◆ What the task asks ◆
An exact reproduction of the records is required, with all images left out.

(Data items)
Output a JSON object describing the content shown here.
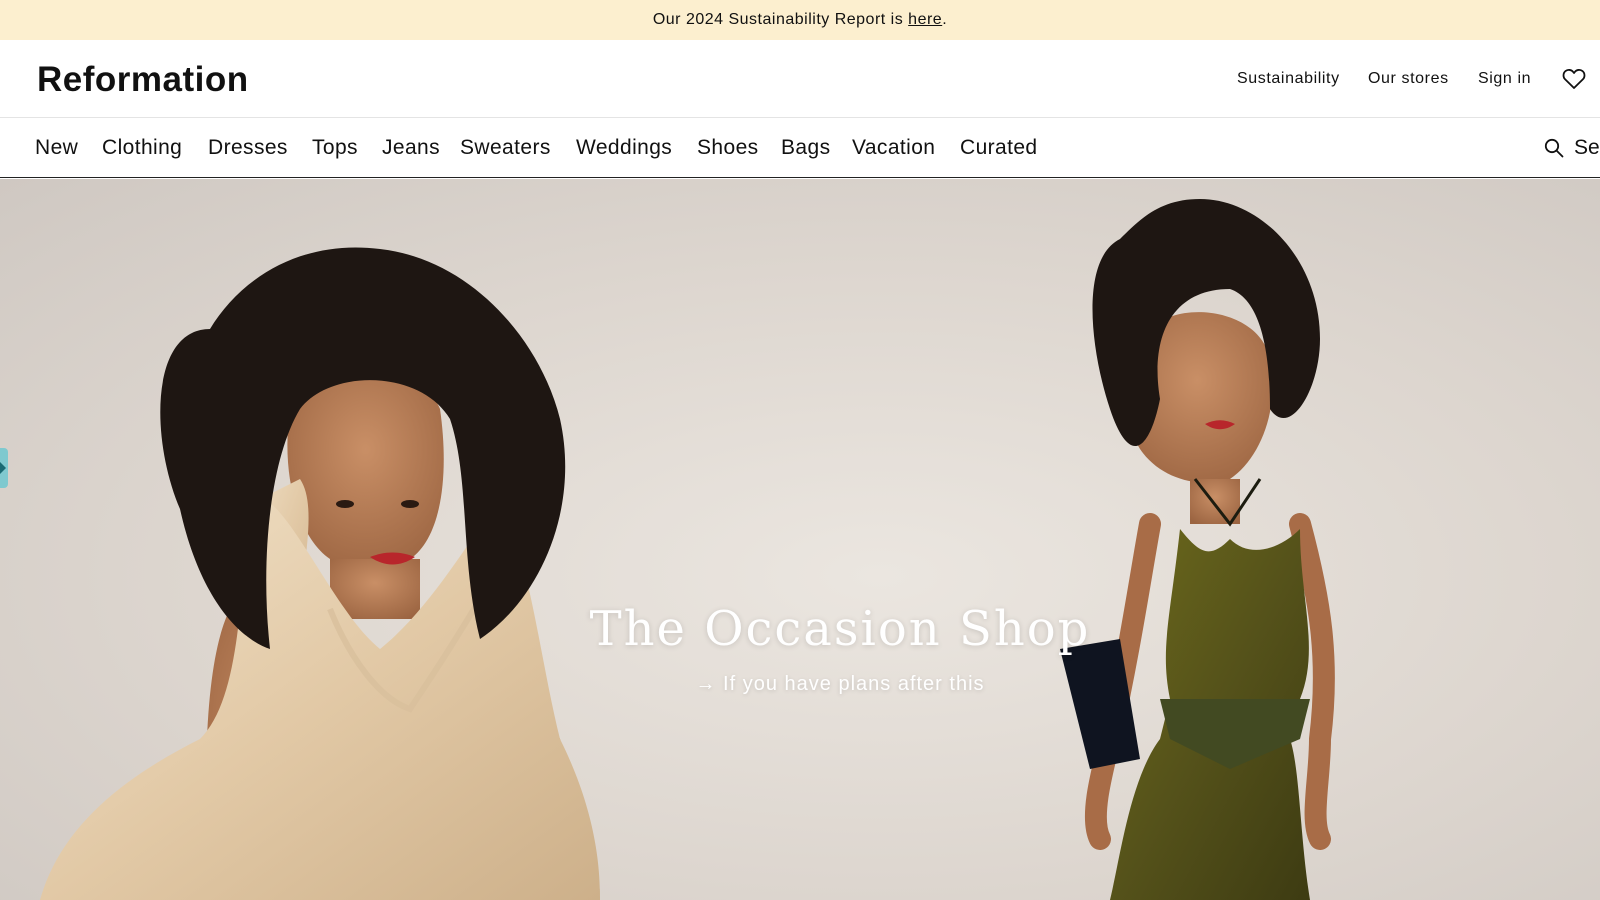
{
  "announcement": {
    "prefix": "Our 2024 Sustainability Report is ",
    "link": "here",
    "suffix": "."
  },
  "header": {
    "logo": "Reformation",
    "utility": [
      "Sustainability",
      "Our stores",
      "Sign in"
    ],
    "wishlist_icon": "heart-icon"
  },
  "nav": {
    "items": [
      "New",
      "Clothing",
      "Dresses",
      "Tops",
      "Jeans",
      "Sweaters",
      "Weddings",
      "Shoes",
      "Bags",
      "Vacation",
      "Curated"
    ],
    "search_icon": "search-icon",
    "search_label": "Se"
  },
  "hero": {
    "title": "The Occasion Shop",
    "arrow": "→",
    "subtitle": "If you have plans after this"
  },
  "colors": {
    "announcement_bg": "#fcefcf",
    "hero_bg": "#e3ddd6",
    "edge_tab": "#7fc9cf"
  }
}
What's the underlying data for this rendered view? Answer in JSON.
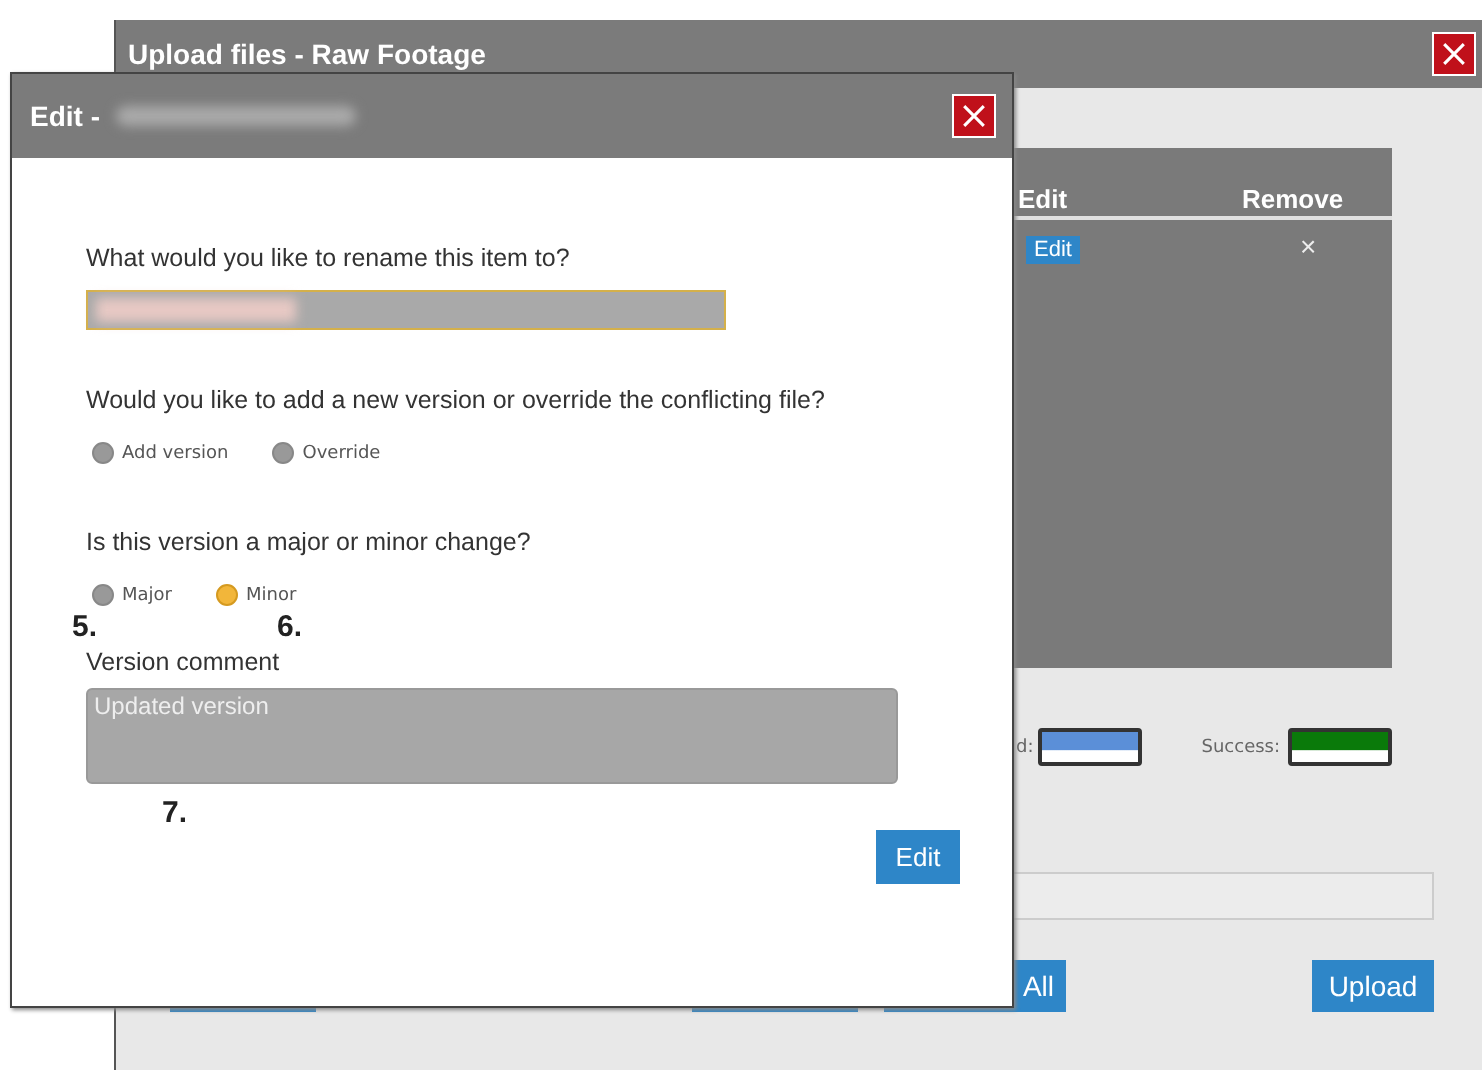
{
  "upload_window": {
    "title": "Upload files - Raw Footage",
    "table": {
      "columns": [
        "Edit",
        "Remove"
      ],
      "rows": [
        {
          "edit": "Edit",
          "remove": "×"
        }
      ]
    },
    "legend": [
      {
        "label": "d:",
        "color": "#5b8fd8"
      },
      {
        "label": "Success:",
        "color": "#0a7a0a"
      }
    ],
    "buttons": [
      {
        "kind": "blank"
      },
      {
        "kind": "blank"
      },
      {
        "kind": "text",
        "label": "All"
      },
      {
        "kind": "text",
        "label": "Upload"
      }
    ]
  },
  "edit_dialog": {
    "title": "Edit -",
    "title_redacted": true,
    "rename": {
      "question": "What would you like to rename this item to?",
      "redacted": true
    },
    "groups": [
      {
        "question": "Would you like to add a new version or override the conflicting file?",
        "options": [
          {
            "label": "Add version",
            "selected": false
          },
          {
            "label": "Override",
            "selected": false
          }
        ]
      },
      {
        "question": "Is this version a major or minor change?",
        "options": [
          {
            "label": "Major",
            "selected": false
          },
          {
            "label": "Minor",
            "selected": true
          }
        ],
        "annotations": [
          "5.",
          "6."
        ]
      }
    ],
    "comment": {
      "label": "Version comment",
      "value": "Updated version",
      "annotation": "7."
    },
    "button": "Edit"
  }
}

◆ Complete response ◆
Output a JSON object describing the content shown here.
{
  "announcement": {
    "prefix": "Our 2024 Sustainability Report is ",
    "link": "here",
    "suffix": "."
  },
  "header": {
    "logo": "Reformation",
    "utility": [
      "Sustainability",
      "Our stores",
      "Sign in"
    ],
    "wishlist_icon": "heart-icon"
  },
  "nav": {
    "items": [
      "New",
      "Clothing",
      "Dresses",
      "Tops",
      "Jeans",
      "Sweaters",
      "Weddings",
      "Shoes",
      "Bags",
      "Vacation",
      "Curated"
    ],
    "search_icon": "search-icon",
    "search_label": "Se"
  },
  "hero": {
    "title": "The Occasion Shop",
    "arrow": "→",
    "subtitle": "If you have plans after this"
  },
  "colors": {
    "announcement_bg": "#fcefcf",
    "hero_bg": "#e3ddd6",
    "edge_tab": "#7fc9cf"
  }
}
What's the underlying data for this rendered view? Answer in JSON.
{
  "upload_window": {
    "title": "Upload files - Raw Footage",
    "table": {
      "columns": [
        "Edit",
        "Remove"
      ],
      "rows": [
        {
          "edit": "Edit",
          "remove": "×"
        }
      ]
    },
    "legend": [
      {
        "label": "d:",
        "color": "#5b8fd8"
      },
      {
        "label": "Success:",
        "color": "#0a7a0a"
      }
    ],
    "buttons": [
      {
        "kind": "blank"
      },
      {
        "kind": "blank"
      },
      {
        "kind": "text",
        "label": "All"
      },
      {
        "kind": "text",
        "label": "Upload"
      }
    ]
  },
  "edit_dialog": {
    "title": "Edit -",
    "title_redacted": true,
    "rename": {
      "question": "What would you like to rename this item to?",
      "redacted": true
    },
    "groups": [
      {
        "question": "Would you like to add a new version or override the conflicting file?",
        "options": [
          {
            "label": "Add version",
            "selected": false
          },
          {
            "label": "Override",
            "selected": false
          }
        ]
      },
      {
        "question": "Is this version a major or minor change?",
        "options": [
          {
            "label": "Major",
            "selected": false
          },
          {
            "label": "Minor",
            "selected": true
          }
        ],
        "annotations": [
          "5.",
          "6."
        ]
      }
    ],
    "comment": {
      "label": "Version comment",
      "value": "Updated version",
      "annotation": "7."
    },
    "button": "Edit"
  }
}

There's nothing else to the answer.